<<<<
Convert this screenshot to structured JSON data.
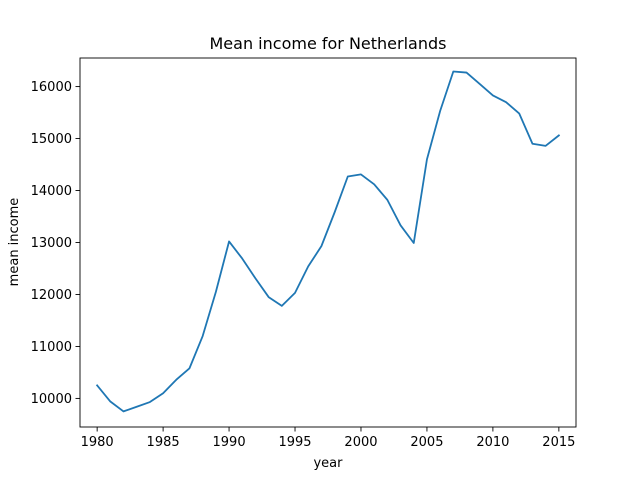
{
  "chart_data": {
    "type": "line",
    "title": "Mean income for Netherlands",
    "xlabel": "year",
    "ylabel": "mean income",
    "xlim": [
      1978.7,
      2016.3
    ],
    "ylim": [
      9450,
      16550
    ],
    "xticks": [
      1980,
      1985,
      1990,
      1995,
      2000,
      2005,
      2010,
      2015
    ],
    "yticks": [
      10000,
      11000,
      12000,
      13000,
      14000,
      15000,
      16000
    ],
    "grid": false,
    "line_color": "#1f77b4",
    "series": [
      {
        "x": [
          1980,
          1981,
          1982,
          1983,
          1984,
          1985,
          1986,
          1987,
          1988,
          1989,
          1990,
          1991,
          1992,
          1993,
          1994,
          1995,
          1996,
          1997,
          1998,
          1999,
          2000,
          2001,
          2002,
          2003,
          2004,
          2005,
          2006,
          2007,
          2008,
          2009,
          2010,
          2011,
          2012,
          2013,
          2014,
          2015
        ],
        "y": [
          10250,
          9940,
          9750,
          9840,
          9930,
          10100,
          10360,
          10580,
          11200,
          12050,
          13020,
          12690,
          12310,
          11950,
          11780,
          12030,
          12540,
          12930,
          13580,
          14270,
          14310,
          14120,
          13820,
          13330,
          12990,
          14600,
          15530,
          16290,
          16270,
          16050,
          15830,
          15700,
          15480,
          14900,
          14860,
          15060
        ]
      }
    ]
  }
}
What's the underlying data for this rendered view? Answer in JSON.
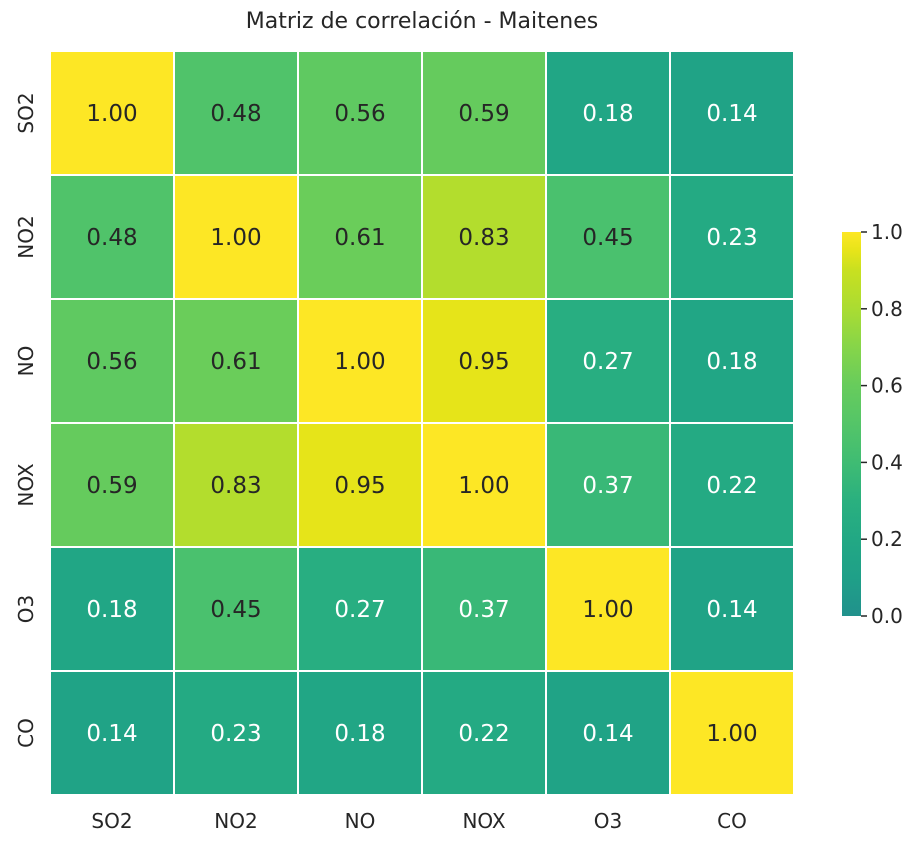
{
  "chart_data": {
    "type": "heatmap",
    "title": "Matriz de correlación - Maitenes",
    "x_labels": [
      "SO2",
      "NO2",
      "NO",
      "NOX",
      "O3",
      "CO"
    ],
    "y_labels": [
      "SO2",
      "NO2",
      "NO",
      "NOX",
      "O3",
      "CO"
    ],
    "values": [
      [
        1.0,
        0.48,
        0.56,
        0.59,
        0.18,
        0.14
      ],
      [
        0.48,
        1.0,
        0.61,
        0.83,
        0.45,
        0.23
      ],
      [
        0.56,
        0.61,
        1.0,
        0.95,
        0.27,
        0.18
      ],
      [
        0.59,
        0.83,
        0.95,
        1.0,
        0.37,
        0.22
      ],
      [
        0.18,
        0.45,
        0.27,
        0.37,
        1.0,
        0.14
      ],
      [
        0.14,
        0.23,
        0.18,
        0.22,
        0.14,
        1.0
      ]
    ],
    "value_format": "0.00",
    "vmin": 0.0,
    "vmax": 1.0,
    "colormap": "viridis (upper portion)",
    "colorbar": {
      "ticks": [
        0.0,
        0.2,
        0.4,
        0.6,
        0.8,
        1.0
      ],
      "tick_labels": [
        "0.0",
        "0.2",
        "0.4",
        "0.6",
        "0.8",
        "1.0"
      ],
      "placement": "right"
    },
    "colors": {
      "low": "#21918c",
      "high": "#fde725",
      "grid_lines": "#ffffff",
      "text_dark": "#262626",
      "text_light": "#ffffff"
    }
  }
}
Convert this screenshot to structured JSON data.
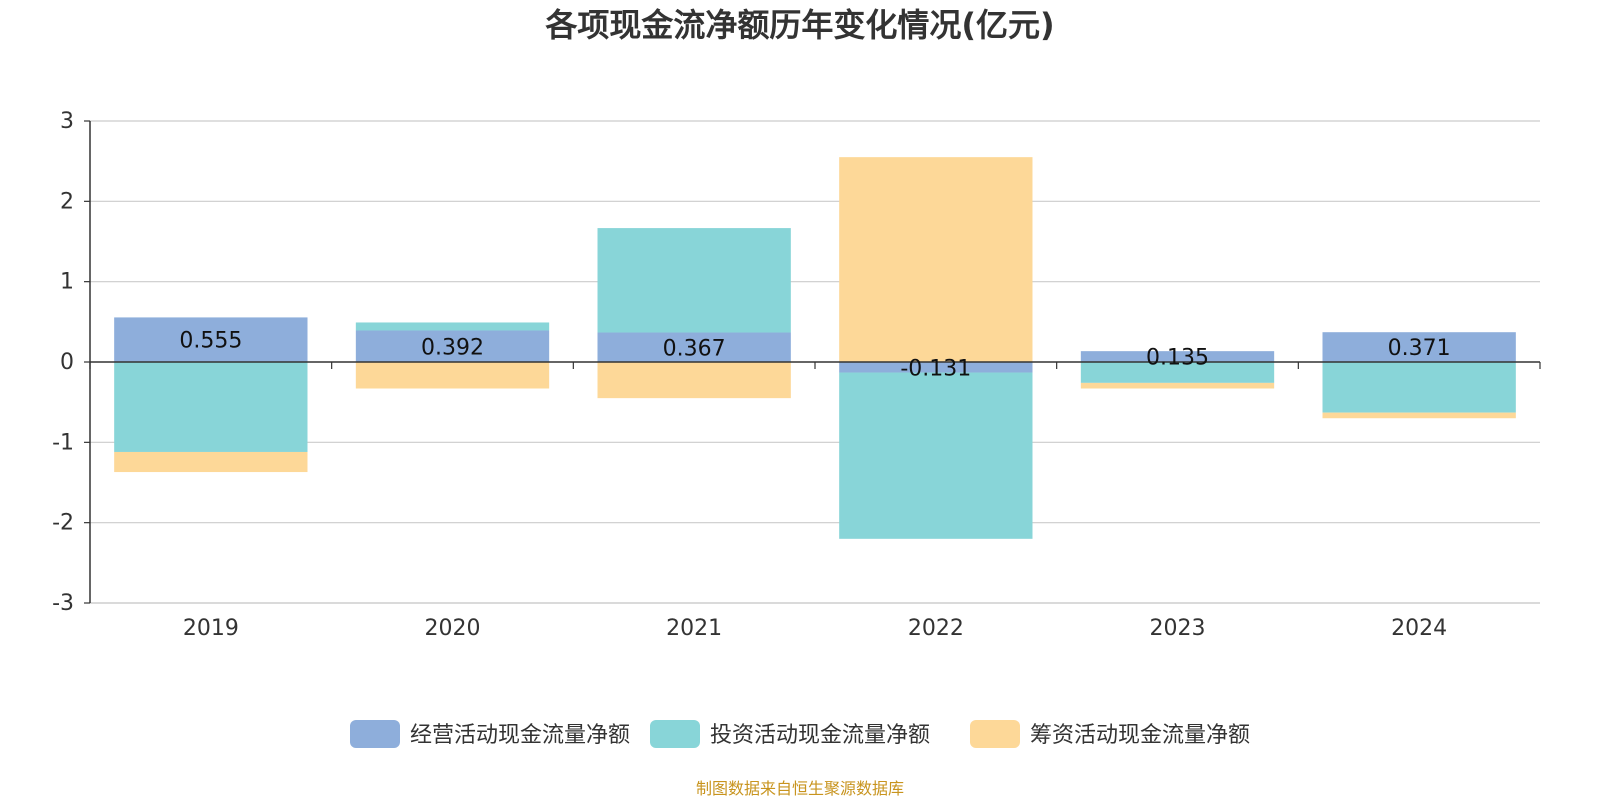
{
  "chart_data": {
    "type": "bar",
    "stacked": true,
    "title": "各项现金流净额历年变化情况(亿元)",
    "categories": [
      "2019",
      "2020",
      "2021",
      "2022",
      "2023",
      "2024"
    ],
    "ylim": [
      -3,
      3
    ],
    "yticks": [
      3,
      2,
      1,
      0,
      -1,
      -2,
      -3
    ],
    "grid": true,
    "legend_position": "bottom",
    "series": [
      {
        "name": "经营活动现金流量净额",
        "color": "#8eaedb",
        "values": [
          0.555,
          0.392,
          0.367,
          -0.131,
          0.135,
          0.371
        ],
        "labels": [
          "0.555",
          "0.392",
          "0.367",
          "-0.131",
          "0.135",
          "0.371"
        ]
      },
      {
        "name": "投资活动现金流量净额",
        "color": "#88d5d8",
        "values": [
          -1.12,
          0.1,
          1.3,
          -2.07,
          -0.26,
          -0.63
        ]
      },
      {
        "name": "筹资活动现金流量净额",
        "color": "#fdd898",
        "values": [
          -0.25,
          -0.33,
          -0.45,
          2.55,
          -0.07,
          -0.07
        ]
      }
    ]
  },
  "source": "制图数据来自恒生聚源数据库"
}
>>>>
* _GIVEN PROBLEM_: Without the pictures, write out every entry precisely as it appears.

* _FINISHED EXERCISE_:
Convert this screenshot to structured JSON data.
{
  "chart_data": {
    "type": "line",
    "title": "Mean income for Netherlands",
    "xlabel": "year",
    "ylabel": "mean income",
    "xlim": [
      1978.7,
      2016.3
    ],
    "ylim": [
      9450,
      16550
    ],
    "xticks": [
      1980,
      1985,
      1990,
      1995,
      2000,
      2005,
      2010,
      2015
    ],
    "yticks": [
      10000,
      11000,
      12000,
      13000,
      14000,
      15000,
      16000
    ],
    "grid": false,
    "line_color": "#1f77b4",
    "series": [
      {
        "x": [
          1980,
          1981,
          1982,
          1983,
          1984,
          1985,
          1986,
          1987,
          1988,
          1989,
          1990,
          1991,
          1992,
          1993,
          1994,
          1995,
          1996,
          1997,
          1998,
          1999,
          2000,
          2001,
          2002,
          2003,
          2004,
          2005,
          2006,
          2007,
          2008,
          2009,
          2010,
          2011,
          2012,
          2013,
          2014,
          2015
        ],
        "y": [
          10250,
          9940,
          9750,
          9840,
          9930,
          10100,
          10360,
          10580,
          11200,
          12050,
          13020,
          12690,
          12310,
          11950,
          11780,
          12030,
          12540,
          12930,
          13580,
          14270,
          14310,
          14120,
          13820,
          13330,
          12990,
          14600,
          15530,
          16290,
          16270,
          16050,
          15830,
          15700,
          15480,
          14900,
          14860,
          15060
        ]
      }
    ]
  }
}
What's the underlying data for this rendered view? Answer in JSON.
{
  "chart_data": {
    "type": "heatmap",
    "title": "Matriz de correlación - Maitenes",
    "x_labels": [
      "SO2",
      "NO2",
      "NO",
      "NOX",
      "O3",
      "CO"
    ],
    "y_labels": [
      "SO2",
      "NO2",
      "NO",
      "NOX",
      "O3",
      "CO"
    ],
    "values": [
      [
        1.0,
        0.48,
        0.56,
        0.59,
        0.18,
        0.14
      ],
      [
        0.48,
        1.0,
        0.61,
        0.83,
        0.45,
        0.23
      ],
      [
        0.56,
        0.61,
        1.0,
        0.95,
        0.27,
        0.18
      ],
      [
        0.59,
        0.83,
        0.95,
        1.0,
        0.37,
        0.22
      ],
      [
        0.18,
        0.45,
        0.27,
        0.37,
        1.0,
        0.14
      ],
      [
        0.14,
        0.23,
        0.18,
        0.22,
        0.14,
        1.0
      ]
    ],
    "value_format": "0.00",
    "vmin": 0.0,
    "vmax": 1.0,
    "colormap": "viridis (upper portion)",
    "colorbar": {
      "ticks": [
        0.0,
        0.2,
        0.4,
        0.6,
        0.8,
        1.0
      ],
      "tick_labels": [
        "0.0",
        "0.2",
        "0.4",
        "0.6",
        "0.8",
        "1.0"
      ],
      "placement": "right"
    },
    "colors": {
      "low": "#21918c",
      "high": "#fde725",
      "grid_lines": "#ffffff",
      "text_dark": "#262626",
      "text_light": "#ffffff"
    }
  }
}
Convert this screenshot to structured JSON data.
{
  "chart_data": {
    "type": "bar",
    "stacked": true,
    "title": "各项现金流净额历年变化情况(亿元)",
    "categories": [
      "2019",
      "2020",
      "2021",
      "2022",
      "2023",
      "2024"
    ],
    "ylim": [
      -3,
      3
    ],
    "yticks": [
      3,
      2,
      1,
      0,
      -1,
      -2,
      -3
    ],
    "grid": true,
    "legend_position": "bottom",
    "series": [
      {
        "name": "经营活动现金流量净额",
        "color": "#8eaedb",
        "values": [
          0.555,
          0.392,
          0.367,
          -0.131,
          0.135,
          0.371
        ],
        "labels": [
          "0.555",
          "0.392",
          "0.367",
          "-0.131",
          "0.135",
          "0.371"
        ]
      },
      {
        "name": "投资活动现金流量净额",
        "color": "#88d5d8",
        "values": [
          -1.12,
          0.1,
          1.3,
          -2.07,
          -0.26,
          -0.63
        ]
      },
      {
        "name": "筹资活动现金流量净额",
        "color": "#fdd898",
        "values": [
          -0.25,
          -0.33,
          -0.45,
          2.55,
          -0.07,
          -0.07
        ]
      }
    ]
  },
  "source": "制图数据来自恒生聚源数据库"
}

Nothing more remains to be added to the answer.